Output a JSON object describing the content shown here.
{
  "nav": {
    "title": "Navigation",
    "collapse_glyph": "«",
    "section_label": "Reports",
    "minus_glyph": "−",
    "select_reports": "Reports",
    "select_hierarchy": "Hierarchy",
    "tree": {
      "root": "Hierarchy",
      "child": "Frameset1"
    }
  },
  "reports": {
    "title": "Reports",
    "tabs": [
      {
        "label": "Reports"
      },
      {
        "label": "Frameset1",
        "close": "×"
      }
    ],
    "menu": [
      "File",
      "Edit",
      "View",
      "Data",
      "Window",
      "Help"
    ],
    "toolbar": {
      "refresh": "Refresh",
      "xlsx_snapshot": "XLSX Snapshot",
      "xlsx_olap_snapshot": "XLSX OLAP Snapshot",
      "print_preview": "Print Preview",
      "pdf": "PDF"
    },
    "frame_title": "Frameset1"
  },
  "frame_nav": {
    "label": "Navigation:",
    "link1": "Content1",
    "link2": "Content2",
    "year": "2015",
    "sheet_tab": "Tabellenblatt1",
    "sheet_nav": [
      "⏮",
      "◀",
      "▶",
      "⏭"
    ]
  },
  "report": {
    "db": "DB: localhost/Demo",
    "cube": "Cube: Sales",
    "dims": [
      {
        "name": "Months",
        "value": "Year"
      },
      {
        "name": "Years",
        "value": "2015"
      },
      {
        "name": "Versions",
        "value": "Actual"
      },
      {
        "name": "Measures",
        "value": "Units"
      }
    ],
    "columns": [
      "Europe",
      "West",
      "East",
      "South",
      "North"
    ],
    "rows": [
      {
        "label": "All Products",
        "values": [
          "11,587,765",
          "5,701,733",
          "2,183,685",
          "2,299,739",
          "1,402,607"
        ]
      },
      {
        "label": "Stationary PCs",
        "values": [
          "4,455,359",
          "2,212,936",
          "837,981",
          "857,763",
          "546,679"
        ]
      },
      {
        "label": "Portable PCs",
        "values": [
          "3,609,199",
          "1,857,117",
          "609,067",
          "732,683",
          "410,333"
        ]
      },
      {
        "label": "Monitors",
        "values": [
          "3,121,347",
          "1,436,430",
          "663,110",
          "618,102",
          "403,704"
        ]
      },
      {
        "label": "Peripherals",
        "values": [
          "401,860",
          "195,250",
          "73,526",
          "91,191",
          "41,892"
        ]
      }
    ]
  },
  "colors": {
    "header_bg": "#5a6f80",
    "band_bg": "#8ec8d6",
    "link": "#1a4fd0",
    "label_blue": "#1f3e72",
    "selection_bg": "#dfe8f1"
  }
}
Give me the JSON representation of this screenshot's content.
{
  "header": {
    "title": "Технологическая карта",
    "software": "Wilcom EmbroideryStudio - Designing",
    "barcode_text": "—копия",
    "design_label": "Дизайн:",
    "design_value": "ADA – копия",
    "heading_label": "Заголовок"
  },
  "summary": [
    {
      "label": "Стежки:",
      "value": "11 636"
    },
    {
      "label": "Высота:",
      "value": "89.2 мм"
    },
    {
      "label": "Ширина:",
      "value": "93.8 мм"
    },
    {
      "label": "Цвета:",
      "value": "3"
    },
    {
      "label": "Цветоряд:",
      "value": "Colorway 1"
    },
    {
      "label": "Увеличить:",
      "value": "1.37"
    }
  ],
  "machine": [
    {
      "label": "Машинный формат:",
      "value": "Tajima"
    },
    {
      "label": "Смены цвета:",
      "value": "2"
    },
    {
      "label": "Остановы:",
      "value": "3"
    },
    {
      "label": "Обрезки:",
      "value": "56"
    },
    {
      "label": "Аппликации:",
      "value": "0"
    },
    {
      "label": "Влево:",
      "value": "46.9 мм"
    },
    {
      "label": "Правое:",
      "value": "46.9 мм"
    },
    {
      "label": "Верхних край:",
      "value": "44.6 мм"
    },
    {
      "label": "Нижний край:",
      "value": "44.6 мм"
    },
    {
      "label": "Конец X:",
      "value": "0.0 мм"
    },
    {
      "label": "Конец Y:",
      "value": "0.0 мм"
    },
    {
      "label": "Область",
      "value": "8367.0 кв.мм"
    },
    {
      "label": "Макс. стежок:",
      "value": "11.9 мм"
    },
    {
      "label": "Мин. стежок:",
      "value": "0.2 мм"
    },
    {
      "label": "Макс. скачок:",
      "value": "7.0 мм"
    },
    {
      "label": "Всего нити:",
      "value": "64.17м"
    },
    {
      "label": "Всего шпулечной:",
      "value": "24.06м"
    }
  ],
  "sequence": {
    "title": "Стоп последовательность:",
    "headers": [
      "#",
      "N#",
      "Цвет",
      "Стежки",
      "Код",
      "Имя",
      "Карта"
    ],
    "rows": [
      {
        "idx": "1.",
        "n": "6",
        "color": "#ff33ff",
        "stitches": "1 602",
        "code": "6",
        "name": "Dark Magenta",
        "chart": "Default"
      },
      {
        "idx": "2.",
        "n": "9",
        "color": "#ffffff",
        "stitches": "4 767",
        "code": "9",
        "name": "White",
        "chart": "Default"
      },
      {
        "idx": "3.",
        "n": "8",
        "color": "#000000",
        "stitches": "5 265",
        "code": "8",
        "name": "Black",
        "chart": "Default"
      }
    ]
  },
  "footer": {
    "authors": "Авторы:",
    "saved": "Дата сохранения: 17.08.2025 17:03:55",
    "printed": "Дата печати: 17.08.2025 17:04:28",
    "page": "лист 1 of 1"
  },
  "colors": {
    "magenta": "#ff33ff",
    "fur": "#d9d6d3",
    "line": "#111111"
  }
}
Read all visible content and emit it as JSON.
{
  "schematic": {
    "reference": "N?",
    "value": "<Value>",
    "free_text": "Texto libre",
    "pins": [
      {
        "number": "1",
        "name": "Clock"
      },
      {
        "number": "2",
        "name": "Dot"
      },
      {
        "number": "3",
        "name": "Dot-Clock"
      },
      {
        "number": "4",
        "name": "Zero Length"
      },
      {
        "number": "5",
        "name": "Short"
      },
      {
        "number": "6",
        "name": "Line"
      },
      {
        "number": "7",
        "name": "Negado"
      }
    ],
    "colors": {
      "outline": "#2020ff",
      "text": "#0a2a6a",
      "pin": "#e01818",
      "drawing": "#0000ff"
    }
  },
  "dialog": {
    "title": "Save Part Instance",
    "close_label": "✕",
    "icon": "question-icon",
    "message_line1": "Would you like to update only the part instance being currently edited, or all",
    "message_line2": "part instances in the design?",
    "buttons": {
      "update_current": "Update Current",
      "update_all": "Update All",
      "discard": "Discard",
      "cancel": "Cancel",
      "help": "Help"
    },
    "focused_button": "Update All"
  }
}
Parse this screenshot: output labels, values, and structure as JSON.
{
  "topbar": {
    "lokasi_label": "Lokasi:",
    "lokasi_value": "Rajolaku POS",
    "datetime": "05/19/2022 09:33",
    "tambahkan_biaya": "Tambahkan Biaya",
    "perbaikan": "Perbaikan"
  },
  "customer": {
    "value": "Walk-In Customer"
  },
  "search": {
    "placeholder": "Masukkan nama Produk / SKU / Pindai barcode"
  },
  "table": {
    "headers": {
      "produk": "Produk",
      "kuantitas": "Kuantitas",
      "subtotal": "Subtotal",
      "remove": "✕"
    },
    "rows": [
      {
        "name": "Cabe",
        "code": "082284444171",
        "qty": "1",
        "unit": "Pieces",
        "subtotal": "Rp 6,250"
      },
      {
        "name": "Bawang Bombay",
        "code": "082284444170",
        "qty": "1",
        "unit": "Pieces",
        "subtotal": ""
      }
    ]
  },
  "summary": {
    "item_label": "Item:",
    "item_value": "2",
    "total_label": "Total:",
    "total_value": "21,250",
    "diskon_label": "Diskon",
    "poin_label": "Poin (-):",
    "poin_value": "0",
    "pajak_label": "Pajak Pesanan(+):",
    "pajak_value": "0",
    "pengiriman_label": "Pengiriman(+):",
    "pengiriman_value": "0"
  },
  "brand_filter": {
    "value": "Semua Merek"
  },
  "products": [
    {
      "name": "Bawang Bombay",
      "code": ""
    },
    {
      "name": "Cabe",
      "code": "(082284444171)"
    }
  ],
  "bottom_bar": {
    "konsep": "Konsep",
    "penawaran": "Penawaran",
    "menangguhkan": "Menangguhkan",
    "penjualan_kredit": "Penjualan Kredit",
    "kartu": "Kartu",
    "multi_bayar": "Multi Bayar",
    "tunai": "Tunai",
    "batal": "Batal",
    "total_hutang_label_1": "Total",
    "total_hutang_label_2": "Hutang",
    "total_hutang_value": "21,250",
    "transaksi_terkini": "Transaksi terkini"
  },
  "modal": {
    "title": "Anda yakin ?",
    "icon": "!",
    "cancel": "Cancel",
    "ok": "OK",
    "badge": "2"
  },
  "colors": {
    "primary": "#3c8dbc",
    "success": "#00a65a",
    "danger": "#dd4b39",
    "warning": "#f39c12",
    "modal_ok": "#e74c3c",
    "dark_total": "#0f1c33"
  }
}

= = = =

**Exercise directions:**
Give every line of the material that includes the string "Produk".

**Exercise output:**
    "placeholder": "Masukkan nama Produk / SKU / Pindai barcode"
      "produk": "Produk",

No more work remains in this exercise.